**Task requirements**
Find the lines that hold the word "text" and return them.

── Supplied records ──

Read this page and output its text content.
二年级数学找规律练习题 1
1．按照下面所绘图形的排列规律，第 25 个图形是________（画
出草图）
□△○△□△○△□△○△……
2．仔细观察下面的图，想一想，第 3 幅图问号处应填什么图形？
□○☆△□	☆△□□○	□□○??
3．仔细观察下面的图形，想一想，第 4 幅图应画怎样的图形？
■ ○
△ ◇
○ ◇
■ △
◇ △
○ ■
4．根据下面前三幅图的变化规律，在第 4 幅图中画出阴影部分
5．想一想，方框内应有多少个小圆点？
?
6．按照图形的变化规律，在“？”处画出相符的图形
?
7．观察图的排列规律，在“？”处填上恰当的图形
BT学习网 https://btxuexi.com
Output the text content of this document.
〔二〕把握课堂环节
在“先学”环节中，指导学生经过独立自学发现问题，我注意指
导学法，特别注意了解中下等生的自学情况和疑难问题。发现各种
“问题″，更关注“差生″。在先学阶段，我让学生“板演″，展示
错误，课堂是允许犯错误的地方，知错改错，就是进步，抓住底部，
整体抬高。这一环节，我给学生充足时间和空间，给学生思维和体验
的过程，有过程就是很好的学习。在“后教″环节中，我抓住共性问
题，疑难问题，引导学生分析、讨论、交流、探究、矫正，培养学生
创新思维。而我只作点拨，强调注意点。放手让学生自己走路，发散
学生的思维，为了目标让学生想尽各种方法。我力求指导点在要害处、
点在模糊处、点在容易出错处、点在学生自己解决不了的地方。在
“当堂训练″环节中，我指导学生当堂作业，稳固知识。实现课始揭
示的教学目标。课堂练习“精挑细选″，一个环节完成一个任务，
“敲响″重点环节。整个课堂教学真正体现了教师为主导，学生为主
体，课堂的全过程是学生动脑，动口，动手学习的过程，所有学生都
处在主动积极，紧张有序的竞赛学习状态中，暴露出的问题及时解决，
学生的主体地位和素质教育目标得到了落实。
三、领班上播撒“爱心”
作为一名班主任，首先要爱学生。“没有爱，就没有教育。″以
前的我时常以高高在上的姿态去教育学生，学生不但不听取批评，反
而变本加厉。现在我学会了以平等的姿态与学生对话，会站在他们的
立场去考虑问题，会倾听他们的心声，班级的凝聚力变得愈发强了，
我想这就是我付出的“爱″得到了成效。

───

**Answer to this problem**
Read this page and output its text content.
Output the text content of this document.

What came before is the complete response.